-- BEGIN Data provided --

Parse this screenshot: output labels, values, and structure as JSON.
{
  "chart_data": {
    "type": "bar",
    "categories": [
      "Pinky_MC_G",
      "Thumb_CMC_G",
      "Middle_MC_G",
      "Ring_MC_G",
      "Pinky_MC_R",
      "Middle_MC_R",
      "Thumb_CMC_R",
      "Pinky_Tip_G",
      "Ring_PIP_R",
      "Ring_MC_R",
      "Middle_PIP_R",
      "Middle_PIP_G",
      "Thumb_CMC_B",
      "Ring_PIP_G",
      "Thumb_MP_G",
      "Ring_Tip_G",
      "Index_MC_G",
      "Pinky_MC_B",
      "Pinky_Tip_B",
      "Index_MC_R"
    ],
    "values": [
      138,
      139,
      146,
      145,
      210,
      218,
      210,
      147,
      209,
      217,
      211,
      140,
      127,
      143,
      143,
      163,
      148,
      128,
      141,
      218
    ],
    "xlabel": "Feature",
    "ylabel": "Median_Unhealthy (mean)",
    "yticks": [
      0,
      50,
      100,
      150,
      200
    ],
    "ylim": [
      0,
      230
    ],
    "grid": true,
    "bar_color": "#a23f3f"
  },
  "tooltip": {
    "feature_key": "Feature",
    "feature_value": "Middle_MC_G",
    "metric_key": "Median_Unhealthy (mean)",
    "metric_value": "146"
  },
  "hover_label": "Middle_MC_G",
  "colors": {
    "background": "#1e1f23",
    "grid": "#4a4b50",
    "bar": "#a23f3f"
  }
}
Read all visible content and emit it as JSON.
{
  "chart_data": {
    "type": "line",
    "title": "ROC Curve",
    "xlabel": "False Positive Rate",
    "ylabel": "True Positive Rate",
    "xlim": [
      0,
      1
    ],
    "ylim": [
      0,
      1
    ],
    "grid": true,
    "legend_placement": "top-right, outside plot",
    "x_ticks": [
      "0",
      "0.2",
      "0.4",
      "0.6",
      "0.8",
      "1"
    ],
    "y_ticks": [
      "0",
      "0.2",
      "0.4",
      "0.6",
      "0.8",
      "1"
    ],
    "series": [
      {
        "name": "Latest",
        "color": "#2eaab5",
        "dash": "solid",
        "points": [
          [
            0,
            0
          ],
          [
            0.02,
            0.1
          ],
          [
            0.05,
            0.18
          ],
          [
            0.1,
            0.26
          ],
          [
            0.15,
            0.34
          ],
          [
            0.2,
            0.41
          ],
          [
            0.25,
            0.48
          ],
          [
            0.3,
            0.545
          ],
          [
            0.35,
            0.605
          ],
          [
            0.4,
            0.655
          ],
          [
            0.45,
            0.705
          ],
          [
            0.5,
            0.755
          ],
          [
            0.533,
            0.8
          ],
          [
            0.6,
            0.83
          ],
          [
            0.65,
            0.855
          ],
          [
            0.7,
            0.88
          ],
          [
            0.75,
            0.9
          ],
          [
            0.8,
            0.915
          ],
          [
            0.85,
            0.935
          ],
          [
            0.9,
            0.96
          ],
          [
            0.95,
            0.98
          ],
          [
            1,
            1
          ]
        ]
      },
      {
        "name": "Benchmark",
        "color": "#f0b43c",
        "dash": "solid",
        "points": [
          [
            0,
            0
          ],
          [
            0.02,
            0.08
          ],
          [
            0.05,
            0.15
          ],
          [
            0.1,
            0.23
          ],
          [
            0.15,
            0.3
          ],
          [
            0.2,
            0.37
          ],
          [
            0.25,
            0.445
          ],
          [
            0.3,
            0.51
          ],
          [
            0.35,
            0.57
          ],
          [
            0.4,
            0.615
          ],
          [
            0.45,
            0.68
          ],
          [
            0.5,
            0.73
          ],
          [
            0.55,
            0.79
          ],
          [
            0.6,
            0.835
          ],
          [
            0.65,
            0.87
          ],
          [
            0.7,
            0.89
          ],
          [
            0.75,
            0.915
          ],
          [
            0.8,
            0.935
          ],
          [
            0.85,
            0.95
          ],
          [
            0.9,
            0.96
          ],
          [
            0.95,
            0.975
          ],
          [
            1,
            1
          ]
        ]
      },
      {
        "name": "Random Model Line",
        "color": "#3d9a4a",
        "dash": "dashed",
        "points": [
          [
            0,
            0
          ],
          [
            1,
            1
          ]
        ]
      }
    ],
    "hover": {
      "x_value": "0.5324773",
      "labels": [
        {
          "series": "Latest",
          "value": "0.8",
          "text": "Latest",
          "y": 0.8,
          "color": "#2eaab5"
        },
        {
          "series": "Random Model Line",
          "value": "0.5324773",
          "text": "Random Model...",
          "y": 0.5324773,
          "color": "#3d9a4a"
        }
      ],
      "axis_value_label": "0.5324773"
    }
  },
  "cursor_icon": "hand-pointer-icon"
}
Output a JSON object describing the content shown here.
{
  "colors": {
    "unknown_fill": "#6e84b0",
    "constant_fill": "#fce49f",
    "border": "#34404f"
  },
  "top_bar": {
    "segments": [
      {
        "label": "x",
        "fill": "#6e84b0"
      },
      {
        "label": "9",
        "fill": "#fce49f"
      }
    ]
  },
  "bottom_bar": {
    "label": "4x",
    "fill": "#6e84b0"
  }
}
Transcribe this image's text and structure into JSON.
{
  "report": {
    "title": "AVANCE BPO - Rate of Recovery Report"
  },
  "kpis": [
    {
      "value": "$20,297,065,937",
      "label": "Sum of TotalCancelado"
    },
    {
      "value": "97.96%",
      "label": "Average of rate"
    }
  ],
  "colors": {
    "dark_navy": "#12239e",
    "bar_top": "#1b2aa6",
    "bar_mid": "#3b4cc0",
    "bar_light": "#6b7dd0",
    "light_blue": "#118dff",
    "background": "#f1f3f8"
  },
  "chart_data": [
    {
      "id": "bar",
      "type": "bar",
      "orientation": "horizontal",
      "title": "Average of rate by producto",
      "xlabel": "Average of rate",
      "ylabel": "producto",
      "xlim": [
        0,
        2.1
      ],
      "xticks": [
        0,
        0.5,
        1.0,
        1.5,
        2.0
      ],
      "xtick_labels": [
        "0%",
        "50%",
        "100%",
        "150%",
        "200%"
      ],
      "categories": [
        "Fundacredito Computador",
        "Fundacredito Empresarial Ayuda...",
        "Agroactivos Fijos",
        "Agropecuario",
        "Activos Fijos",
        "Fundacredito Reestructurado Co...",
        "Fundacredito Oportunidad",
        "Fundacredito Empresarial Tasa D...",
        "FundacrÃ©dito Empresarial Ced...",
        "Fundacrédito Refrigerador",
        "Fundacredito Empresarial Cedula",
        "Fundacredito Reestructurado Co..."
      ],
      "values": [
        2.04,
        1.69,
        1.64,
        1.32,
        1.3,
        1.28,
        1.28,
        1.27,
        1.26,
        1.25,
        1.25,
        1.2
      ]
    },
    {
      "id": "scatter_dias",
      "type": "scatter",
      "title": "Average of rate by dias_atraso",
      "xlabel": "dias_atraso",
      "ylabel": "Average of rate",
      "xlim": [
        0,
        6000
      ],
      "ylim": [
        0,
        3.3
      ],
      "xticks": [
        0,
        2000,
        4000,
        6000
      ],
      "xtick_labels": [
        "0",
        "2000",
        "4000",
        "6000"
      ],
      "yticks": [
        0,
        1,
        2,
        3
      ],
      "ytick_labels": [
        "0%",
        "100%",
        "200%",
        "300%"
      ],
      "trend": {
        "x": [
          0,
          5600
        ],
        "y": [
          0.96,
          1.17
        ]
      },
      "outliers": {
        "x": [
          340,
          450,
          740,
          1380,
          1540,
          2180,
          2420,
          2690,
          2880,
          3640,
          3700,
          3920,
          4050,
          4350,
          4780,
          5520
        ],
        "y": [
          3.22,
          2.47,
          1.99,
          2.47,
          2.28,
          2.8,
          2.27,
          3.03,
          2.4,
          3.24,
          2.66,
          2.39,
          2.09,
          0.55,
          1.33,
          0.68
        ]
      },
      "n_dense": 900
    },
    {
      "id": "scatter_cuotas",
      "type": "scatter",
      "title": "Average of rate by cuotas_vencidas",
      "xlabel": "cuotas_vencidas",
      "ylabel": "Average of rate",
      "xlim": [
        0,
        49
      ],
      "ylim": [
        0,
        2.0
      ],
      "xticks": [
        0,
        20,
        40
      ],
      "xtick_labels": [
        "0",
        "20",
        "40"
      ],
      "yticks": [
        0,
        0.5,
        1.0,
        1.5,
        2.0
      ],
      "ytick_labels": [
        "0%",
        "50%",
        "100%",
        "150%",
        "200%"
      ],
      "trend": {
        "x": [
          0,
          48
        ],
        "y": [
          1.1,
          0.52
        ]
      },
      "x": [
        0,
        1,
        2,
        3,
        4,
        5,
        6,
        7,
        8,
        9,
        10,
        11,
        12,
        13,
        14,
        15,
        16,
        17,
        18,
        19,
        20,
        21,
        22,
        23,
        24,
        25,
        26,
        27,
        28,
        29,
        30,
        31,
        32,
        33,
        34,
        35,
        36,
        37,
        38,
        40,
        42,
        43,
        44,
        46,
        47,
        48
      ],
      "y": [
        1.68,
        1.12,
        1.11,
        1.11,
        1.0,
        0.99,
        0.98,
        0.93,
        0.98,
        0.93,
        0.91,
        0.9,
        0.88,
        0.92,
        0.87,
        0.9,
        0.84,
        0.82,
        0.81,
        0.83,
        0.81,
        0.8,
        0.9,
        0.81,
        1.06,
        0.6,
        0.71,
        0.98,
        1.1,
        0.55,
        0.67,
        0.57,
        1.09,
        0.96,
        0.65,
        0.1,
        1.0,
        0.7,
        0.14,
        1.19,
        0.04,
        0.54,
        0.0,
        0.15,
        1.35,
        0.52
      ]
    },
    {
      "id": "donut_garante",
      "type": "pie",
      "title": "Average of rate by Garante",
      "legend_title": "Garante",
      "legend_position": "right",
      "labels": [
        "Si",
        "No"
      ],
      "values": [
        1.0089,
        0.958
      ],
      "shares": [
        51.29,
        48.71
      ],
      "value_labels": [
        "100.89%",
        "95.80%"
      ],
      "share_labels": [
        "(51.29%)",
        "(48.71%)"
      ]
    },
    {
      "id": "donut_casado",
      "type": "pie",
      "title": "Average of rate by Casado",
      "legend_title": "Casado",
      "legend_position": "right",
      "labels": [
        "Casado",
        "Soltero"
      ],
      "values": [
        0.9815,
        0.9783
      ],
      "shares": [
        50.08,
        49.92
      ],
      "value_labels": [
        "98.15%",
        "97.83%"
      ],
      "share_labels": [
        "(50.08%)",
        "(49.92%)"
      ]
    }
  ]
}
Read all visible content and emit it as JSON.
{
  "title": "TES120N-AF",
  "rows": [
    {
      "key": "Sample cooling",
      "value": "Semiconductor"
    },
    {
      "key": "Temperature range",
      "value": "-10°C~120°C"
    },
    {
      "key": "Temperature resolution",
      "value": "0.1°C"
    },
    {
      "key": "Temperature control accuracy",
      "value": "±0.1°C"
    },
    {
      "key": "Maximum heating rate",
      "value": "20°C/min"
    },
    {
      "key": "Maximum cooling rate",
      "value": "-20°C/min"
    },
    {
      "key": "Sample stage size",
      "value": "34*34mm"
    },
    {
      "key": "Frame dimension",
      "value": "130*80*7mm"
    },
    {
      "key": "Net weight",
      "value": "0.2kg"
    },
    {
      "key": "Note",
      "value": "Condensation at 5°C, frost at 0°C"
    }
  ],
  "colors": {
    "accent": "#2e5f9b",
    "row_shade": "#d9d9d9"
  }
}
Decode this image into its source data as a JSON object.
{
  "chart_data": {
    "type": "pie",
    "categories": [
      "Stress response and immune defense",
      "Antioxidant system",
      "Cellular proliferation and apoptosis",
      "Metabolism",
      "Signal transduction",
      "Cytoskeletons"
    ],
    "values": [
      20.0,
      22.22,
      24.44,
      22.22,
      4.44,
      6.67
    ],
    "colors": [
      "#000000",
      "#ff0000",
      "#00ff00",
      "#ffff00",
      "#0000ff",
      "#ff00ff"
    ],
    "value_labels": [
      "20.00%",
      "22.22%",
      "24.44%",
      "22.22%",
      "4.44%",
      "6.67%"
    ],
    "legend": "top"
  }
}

-- END Data provided --

§ Problem requirements
Repeat word for word every line from the one that holds "Decode this image" to the end. Both ends count.

§ In response
Decode this image into its source data as a JSON object.
{
  "chart_data": {
    "type": "pie",
    "categories": [
      "Stress response and immune defense",
      "Antioxidant system",
      "Cellular proliferation and apoptosis",
      "Metabolism",
      "Signal transduction",
      "Cytoskeletons"
    ],
    "values": [
      20.0,
      22.22,
      24.44,
      22.22,
      4.44,
      6.67
    ],
    "colors": [
      "#000000",
      "#ff0000",
      "#00ff00",
      "#ffff00",
      "#0000ff",
      "#ff00ff"
    ],
    "value_labels": [
      "20.00%",
      "22.22%",
      "24.44%",
      "22.22%",
      "4.44%",
      "6.67%"
    ],
    "legend": "top"
  }
}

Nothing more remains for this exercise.